Your objective
Copy every line of the listing that holds the string "side".

Entries with figure data:

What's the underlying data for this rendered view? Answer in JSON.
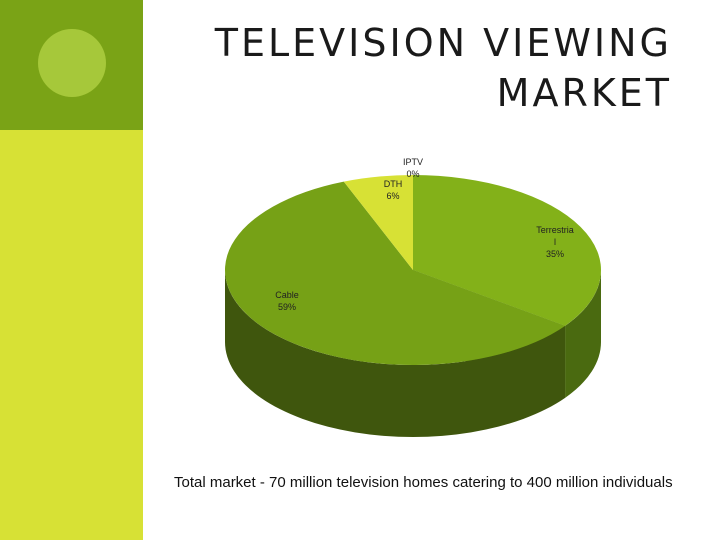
{
  "slide": {
    "title_lines": [
      "TELEVISION VIEWING",
      "MARKET"
    ],
    "caption": "Total market - 70 million television homes catering to 400 million individuals"
  },
  "colors": {
    "left_band": "#d7e135",
    "corner_block": "#7aa316",
    "circle": "#a6c83a"
  },
  "chart_data": {
    "type": "pie",
    "style": "3d",
    "slices": [
      {
        "label_lines": [
          "Terrestria",
          "l",
          "35%"
        ],
        "value": 35,
        "color": "#83b119",
        "side": "#4a6a10"
      },
      {
        "label_lines": [
          "Cable",
          "59%"
        ],
        "value": 59,
        "color": "#76a116",
        "side": "#3f560d"
      },
      {
        "label_lines": [
          "DTH",
          "6%"
        ],
        "value": 6,
        "color": "#d7e135",
        "side": "#9aa224"
      },
      {
        "label_lines": [
          "IPTV",
          "0%"
        ],
        "value": 0,
        "color": "#f2f7a0",
        "side": "#b8bf50"
      }
    ]
  }
}
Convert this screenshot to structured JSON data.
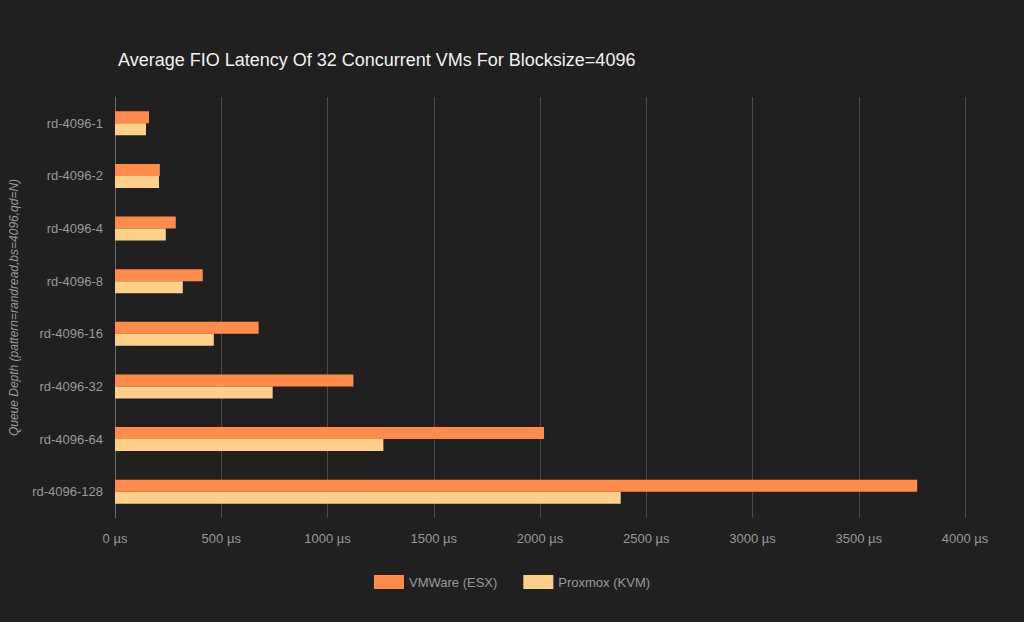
{
  "chart_data": {
    "type": "bar",
    "orientation": "horizontal",
    "title": "Average FIO Latency Of 32 Concurrent VMs For Blocksize=4096",
    "y_label": "Queue Depth (pattern=randread,bs=4096,qd=N)",
    "categories": [
      "rd-4096-1",
      "rd-4096-2",
      "rd-4096-4",
      "rd-4096-8",
      "rd-4096-16",
      "rd-4096-32",
      "rd-4096-64",
      "rd-4096-128"
    ],
    "series": [
      {
        "name": "VMWare (ESX)",
        "color": "#ff8c4a",
        "values": [
          160,
          211,
          286,
          413,
          676,
          1122,
          2019,
          3775
        ]
      },
      {
        "name": "Proxmox (KVM)",
        "color": "#ffd08a",
        "values": [
          146,
          207,
          239,
          319,
          465,
          742,
          1263,
          2380
        ]
      }
    ],
    "xlim": [
      0,
      4000
    ],
    "xticks": [
      {
        "value": 0,
        "label": "0 µs"
      },
      {
        "value": 500,
        "label": "500 µs"
      },
      {
        "value": 1000,
        "label": "1000 µs"
      },
      {
        "value": 1500,
        "label": "1500 µs"
      },
      {
        "value": 2000,
        "label": "2000 µs"
      },
      {
        "value": 2500,
        "label": "2500 µs"
      },
      {
        "value": 3000,
        "label": "3000 µs"
      },
      {
        "value": 3500,
        "label": "3500 µs"
      },
      {
        "value": 4000,
        "label": "4000 µs"
      }
    ],
    "grid": true,
    "legend": "bottom"
  }
}
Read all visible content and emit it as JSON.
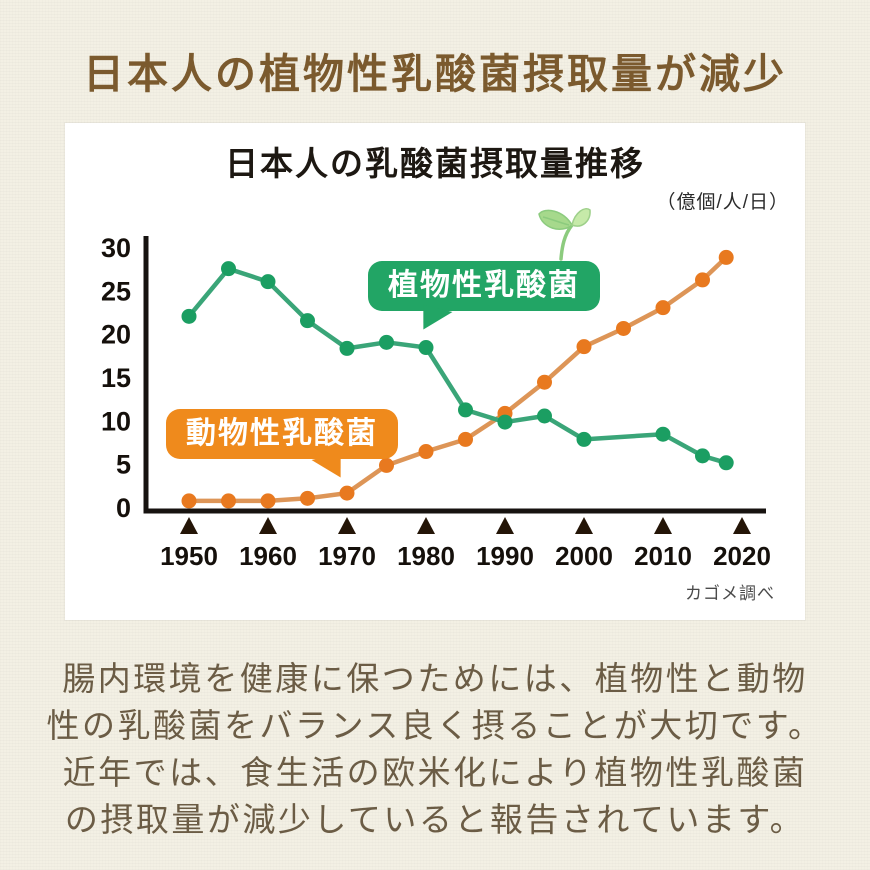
{
  "page": {
    "title": "日本人の植物性乳酸菌摂取量が減少",
    "title_color": "#7b5a2e",
    "background_color": "#f3f0e4"
  },
  "chart": {
    "title": "日本人の乳酸菌摂取量推移",
    "unit_label": "（億個/人/日）",
    "source": "カゴメ調べ",
    "series_labels": {
      "plant": "植物性乳酸菌",
      "animal": "動物性乳酸菌"
    },
    "colors": {
      "plant_line": "#3aa578",
      "plant_dot": "#1b9e62",
      "animal_line": "#dd9557",
      "animal_dot": "#e8791f",
      "axis": "#171310",
      "tick_triangle": "#241507",
      "tick_text": "#15100b",
      "bubble_plant_bg": "#22a565",
      "bubble_animal_bg": "#ef8a1c"
    }
  },
  "chart_data": {
    "type": "line",
    "title": "日本人の乳酸菌摂取量推移",
    "unit": "億個/人/日",
    "x": [
      1950,
      1955,
      1960,
      1965,
      1970,
      1975,
      1980,
      1985,
      1990,
      1995,
      2000,
      2005,
      2010,
      2015,
      2018
    ],
    "series": [
      {
        "name": "植物性乳酸菌",
        "color": "#1b9e62",
        "values": [
          22,
          27.5,
          26,
          21.5,
          18.3,
          19,
          18.4,
          11.2,
          9.8,
          10.5,
          7.8,
          null,
          8.4,
          5.9,
          5.1
        ]
      },
      {
        "name": "動物性乳酸菌",
        "color": "#e8791f",
        "values": [
          0.7,
          0.7,
          0.7,
          1,
          1.6,
          4.8,
          6.4,
          7.8,
          10.8,
          14.4,
          18.5,
          20.6,
          23,
          26.2,
          28.8
        ]
      }
    ],
    "x_ticks": [
      1950,
      1960,
      1970,
      1980,
      1990,
      2000,
      2010,
      2020
    ],
    "y_ticks": [
      0,
      5,
      10,
      15,
      20,
      25,
      30
    ],
    "xlim": [
      1950,
      2021
    ],
    "ylim": [
      0,
      30
    ],
    "grid": false,
    "legend_position": "speech-bubble annotations on plot",
    "source": "カゴメ調べ"
  },
  "icons": {
    "sprout": "seedling"
  },
  "body_text": {
    "lines": [
      "腸内環境を健康に保つためには、植物性と動物",
      "性の乳酸菌をバランス良く摂ることが大切です。",
      "近年では、食生活の欧米化により植物性乳酸菌",
      "の摂取量が減少していると報告されています。"
    ]
  }
}
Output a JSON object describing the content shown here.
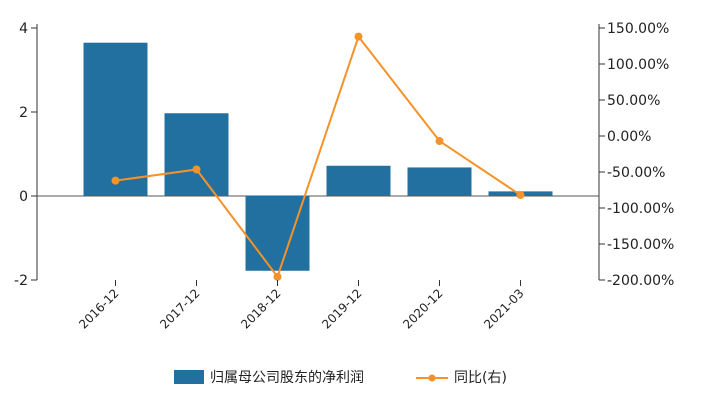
{
  "chart_data": {
    "type": "bar",
    "categories": [
      "2016-12",
      "2017-12",
      "2018-12",
      "2019-12",
      "2020-12",
      "2021-03"
    ],
    "series": [
      {
        "name": "归属母公司股东的净利润",
        "type": "bar",
        "axis": "left",
        "values": [
          3.65,
          1.97,
          -1.78,
          0.72,
          0.68,
          0.11
        ],
        "color": "#2170a0"
      },
      {
        "name": "同比(右)",
        "type": "line",
        "axis": "right",
        "values": [
          -62.0,
          -46.5,
          -195.5,
          138.0,
          -7.0,
          -82.0
        ],
        "color": "#f5922a"
      }
    ],
    "y_left": {
      "ylim": [
        -2,
        4
      ],
      "ticks": [
        -2,
        0,
        2,
        4
      ],
      "tick_labels": [
        "-2",
        "0",
        "2",
        "4"
      ]
    },
    "y_right": {
      "ylim": [
        -200,
        150
      ],
      "ticks": [
        150,
        100,
        50,
        0,
        -50,
        -100,
        -150,
        -200
      ],
      "tick_labels": [
        "150.00%",
        "100.00%",
        "50.00%",
        "0.00%",
        "-50.00%",
        "-100.00%",
        "-150.00%",
        "-200.00%"
      ]
    },
    "grid": false,
    "legend_position": "bottom-center"
  }
}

Exercise result
        "side": "#4a6a10"
        "side": "#3f560d"
        "side": "#9aa224"
        "side": "#b8bf50"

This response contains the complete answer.